### BRIEF
From the records below, extract all the text exactly and leave the images behind.

### SUPPLIED DATA
-- Begin --

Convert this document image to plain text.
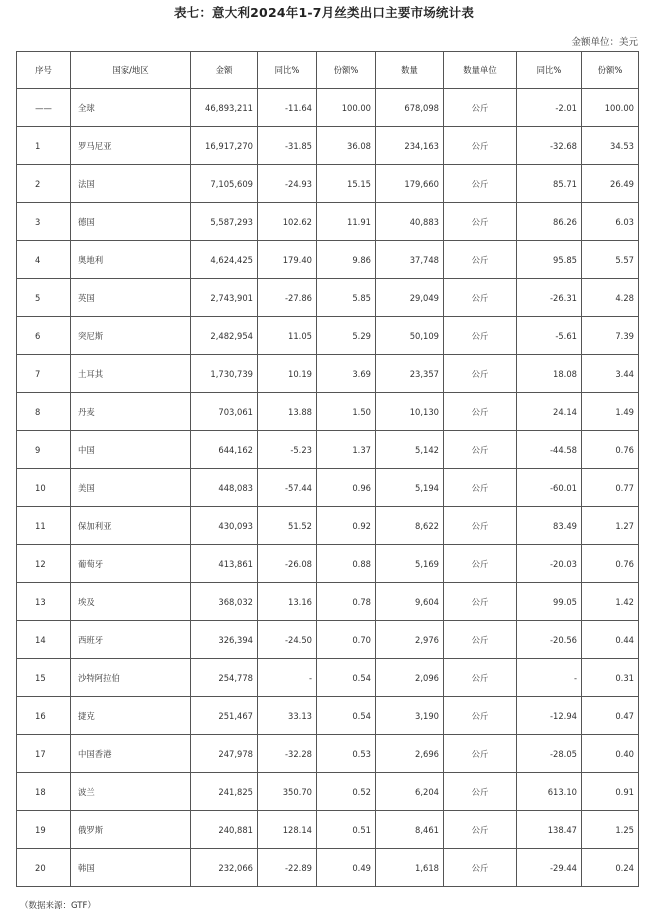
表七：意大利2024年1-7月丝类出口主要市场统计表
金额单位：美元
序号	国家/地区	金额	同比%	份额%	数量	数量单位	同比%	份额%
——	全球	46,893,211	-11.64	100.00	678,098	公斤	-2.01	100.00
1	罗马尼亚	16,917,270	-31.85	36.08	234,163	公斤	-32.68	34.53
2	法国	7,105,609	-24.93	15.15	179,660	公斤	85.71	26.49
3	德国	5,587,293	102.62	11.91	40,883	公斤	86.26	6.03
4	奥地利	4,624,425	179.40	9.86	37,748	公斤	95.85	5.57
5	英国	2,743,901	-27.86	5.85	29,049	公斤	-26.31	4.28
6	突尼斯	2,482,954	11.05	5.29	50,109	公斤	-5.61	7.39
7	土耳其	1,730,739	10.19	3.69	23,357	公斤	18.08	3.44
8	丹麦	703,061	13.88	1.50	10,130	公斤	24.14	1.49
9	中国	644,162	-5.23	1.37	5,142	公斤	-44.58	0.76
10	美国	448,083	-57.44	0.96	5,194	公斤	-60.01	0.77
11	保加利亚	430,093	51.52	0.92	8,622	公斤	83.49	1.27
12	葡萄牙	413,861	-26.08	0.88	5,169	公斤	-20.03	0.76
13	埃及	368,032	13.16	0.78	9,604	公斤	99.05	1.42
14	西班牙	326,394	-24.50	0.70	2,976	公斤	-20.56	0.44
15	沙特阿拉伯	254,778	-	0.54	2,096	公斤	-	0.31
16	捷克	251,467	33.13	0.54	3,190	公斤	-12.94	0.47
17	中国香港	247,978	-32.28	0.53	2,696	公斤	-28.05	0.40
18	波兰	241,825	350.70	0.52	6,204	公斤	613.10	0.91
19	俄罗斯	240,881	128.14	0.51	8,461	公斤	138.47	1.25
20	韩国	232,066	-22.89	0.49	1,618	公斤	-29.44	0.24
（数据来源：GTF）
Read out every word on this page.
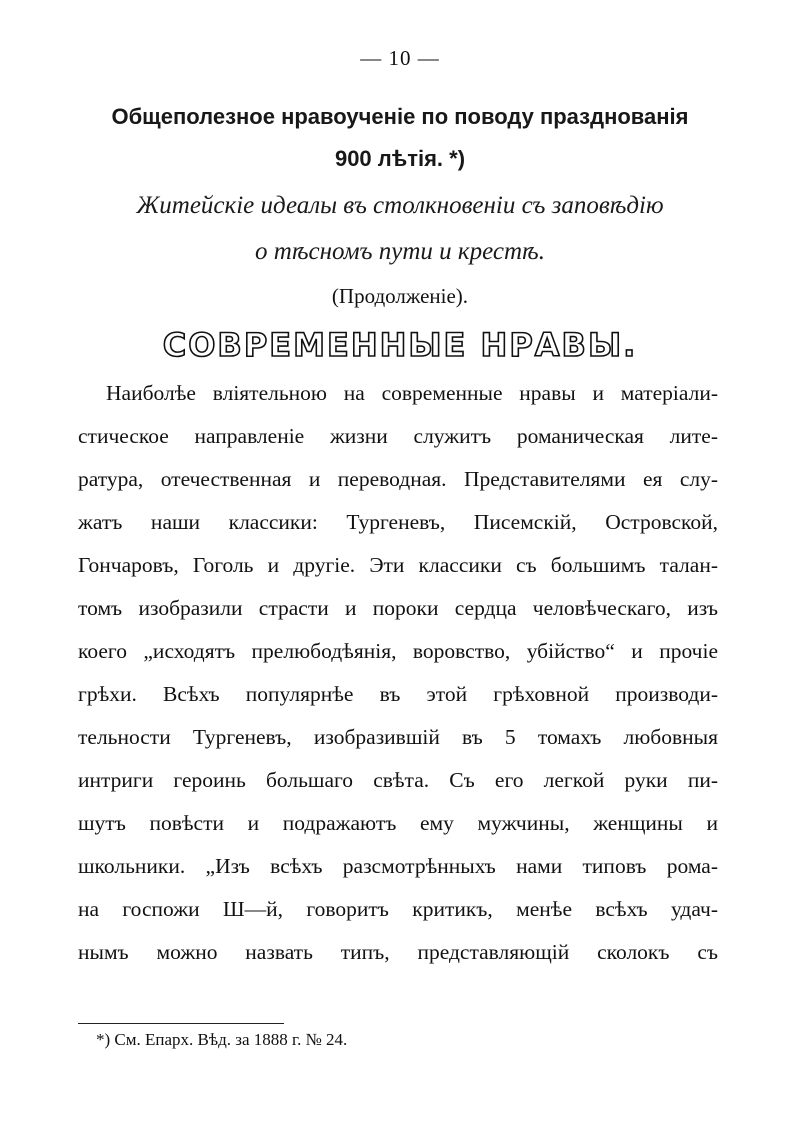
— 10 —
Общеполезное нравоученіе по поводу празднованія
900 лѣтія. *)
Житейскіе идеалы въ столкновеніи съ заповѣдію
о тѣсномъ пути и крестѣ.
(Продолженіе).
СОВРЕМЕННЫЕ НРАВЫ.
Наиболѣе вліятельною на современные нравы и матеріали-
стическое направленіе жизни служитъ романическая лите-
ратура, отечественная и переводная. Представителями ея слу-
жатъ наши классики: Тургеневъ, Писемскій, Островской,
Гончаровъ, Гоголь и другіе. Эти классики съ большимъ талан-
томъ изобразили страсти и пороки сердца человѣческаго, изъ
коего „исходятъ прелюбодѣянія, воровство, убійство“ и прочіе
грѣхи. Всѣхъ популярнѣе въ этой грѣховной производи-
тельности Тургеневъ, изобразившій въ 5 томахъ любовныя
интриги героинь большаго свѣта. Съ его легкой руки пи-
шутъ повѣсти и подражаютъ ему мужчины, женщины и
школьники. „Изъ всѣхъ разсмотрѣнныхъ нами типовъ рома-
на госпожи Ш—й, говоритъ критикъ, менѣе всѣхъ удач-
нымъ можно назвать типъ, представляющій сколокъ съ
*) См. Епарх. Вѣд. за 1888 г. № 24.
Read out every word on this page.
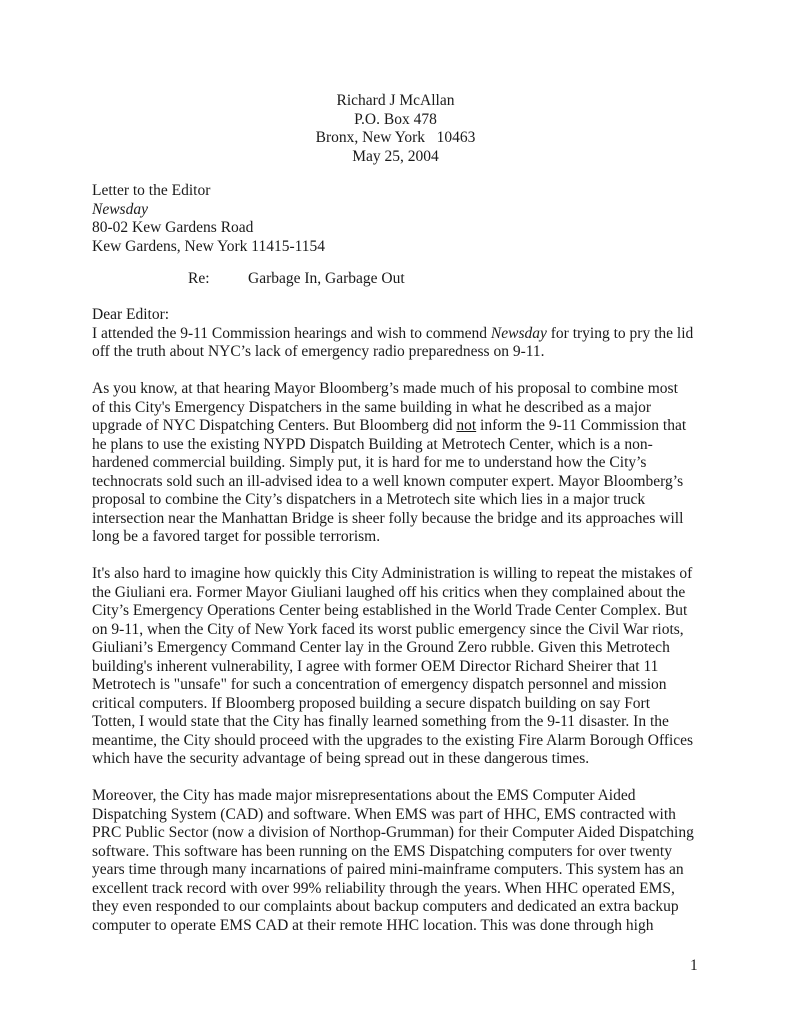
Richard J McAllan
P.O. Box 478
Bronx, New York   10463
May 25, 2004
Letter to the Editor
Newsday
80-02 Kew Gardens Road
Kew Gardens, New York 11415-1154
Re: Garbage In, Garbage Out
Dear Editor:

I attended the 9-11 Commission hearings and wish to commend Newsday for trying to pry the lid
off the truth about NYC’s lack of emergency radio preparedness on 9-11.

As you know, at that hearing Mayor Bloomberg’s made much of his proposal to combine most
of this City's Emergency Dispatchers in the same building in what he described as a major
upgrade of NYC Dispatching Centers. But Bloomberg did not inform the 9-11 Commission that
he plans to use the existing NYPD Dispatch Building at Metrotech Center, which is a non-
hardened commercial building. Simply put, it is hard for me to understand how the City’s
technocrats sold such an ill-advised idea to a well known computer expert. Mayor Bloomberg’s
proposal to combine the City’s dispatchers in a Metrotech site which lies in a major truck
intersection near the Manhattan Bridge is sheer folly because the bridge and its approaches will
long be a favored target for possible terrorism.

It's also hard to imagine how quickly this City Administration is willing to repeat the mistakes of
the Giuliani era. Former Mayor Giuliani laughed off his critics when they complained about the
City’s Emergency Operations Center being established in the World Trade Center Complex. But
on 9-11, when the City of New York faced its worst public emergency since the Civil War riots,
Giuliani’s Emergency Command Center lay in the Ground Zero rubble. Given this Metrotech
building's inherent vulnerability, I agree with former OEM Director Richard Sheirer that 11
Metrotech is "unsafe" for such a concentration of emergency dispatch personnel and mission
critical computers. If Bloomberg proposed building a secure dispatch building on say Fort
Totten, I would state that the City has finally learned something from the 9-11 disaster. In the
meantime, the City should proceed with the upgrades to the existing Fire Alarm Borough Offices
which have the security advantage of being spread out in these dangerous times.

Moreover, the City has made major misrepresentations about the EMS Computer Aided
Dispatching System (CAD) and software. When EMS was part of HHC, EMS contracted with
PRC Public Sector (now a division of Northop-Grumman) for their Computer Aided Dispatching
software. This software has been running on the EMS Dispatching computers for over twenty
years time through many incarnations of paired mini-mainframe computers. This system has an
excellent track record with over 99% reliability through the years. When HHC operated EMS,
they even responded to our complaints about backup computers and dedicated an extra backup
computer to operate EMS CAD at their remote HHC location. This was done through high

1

-- End --

### THE RESPONSE
Convert this document image to plain text.
表七：意大利2024年1-7月丝类出口主要市场统计表
金额单位：美元
序号	国家/地区	金额	同比%	份额%	数量	数量单位	同比%	份额%
——	全球	46,893,211	-11.64	100.00	678,098	公斤	-2.01	100.00
1	罗马尼亚	16,917,270	-31.85	36.08	234,163	公斤	-32.68	34.53
2	法国	7,105,609	-24.93	15.15	179,660	公斤	85.71	26.49
3	德国	5,587,293	102.62	11.91	40,883	公斤	86.26	6.03
4	奥地利	4,624,425	179.40	9.86	37,748	公斤	95.85	5.57
5	英国	2,743,901	-27.86	5.85	29,049	公斤	-26.31	4.28
6	突尼斯	2,482,954	11.05	5.29	50,109	公斤	-5.61	7.39
7	土耳其	1,730,739	10.19	3.69	23,357	公斤	18.08	3.44
8	丹麦	703,061	13.88	1.50	10,130	公斤	24.14	1.49
9	中国	644,162	-5.23	1.37	5,142	公斤	-44.58	0.76
10	美国	448,083	-57.44	0.96	5,194	公斤	-60.01	0.77
11	保加利亚	430,093	51.52	0.92	8,622	公斤	83.49	1.27
12	葡萄牙	413,861	-26.08	0.88	5,169	公斤	-20.03	0.76
13	埃及	368,032	13.16	0.78	9,604	公斤	99.05	1.42
14	西班牙	326,394	-24.50	0.70	2,976	公斤	-20.56	0.44
15	沙特阿拉伯	254,778	-	0.54	2,096	公斤	-	0.31
16	捷克	251,467	33.13	0.54	3,190	公斤	-12.94	0.47
17	中国香港	247,978	-32.28	0.53	2,696	公斤	-28.05	0.40
18	波兰	241,825	350.70	0.52	6,204	公斤	613.10	0.91
19	俄罗斯	240,881	128.14	0.51	8,461	公斤	138.47	1.25
20	韩国	232,066	-22.89	0.49	1,618	公斤	-29.44	0.24
（数据来源：GTF）
Read out every word on this page.
— 10 —
Общеполезное нравоученіе по поводу празднованія
900 лѣтія. *)
Житейскіе идеалы въ столкновеніи съ заповѣдію
о тѣсномъ пути и крестѣ.
(Продолженіе).
СОВРЕМЕННЫЕ НРАВЫ.
Наиболѣе вліятельною на современные нравы и матеріали-
стическое направленіе жизни служитъ романическая лите-
ратура, отечественная и переводная. Представителями ея слу-
жатъ наши классики: Тургеневъ, Писемскій, Островской,
Гончаровъ, Гоголь и другіе. Эти классики съ большимъ талан-
томъ изобразили страсти и пороки сердца человѣческаго, изъ
коего „исходятъ прелюбодѣянія, воровство, убійство“ и прочіе
грѣхи. Всѣхъ популярнѣе въ этой грѣховной производи-
тельности Тургеневъ, изобразившій въ 5 томахъ любовныя
интриги героинь большаго свѣта. Съ его легкой руки пи-
шутъ повѣсти и подражаютъ ему мужчины, женщины и
школьники. „Изъ всѣхъ разсмотрѣнныхъ нами типовъ рома-
на госпожи Ш—й, говоритъ критикъ, менѣе всѣхъ удач-
нымъ можно назвать типъ, представляющій сколокъ съ
*) См. Епарх. Вѣд. за 1888 г. № 24.
Read out every word on this page.
Richard J McAllan
P.O. Box 478
Bronx, New York   10463
May 25, 2004
Letter to the Editor
Newsday
80-02 Kew Gardens Road
Kew Gardens, New York 11415-1154
Re: Garbage In, Garbage Out
Dear Editor:

I attended the 9-11 Commission hearings and wish to commend Newsday for trying to pry the lid
off the truth about NYC’s lack of emergency radio preparedness on 9-11.

As you know, at that hearing Mayor Bloomberg’s made much of his proposal to combine most
of this City's Emergency Dispatchers in the same building in what he described as a major
upgrade of NYC Dispatching Centers. But Bloomberg did not inform the 9-11 Commission that
he plans to use the existing NYPD Dispatch Building at Metrotech Center, which is a non-
hardened commercial building. Simply put, it is hard for me to understand how the City’s
technocrats sold such an ill-advised idea to a well known computer expert. Mayor Bloomberg’s
proposal to combine the City’s dispatchers in a Metrotech site which lies in a major truck
intersection near the Manhattan Bridge is sheer folly because the bridge and its approaches will
long be a favored target for possible terrorism.

It's also hard to imagine how quickly this City Administration is willing to repeat the mistakes of
the Giuliani era. Former Mayor Giuliani laughed off his critics when they complained about the
City’s Emergency Operations Center being established in the World Trade Center Complex. But
on 9-11, when the City of New York faced its worst public emergency since the Civil War riots,
Giuliani’s Emergency Command Center lay in the Ground Zero rubble. Given this Metrotech
building's inherent vulnerability, I agree with former OEM Director Richard Sheirer that 11
Metrotech is "unsafe" for such a concentration of emergency dispatch personnel and mission
critical computers. If Bloomberg proposed building a secure dispatch building on say Fort
Totten, I would state that the City has finally learned something from the 9-11 disaster. In the
meantime, the City should proceed with the upgrades to the existing Fire Alarm Borough Offices
which have the security advantage of being spread out in these dangerous times.

Moreover, the City has made major misrepresentations about the EMS Computer Aided
Dispatching System (CAD) and software. When EMS was part of HHC, EMS contracted with
PRC Public Sector (now a division of Northop-Grumman) for their Computer Aided Dispatching
software. This software has been running on the EMS Dispatching computers for over twenty
years time through many incarnations of paired mini-mainframe computers. This system has an
excellent track record with over 99% reliability through the years. When HHC operated EMS,
they even responded to our complaints about backup computers and dedicated an extra backup
computer to operate EMS CAD at their remote HHC location. This was done through high

1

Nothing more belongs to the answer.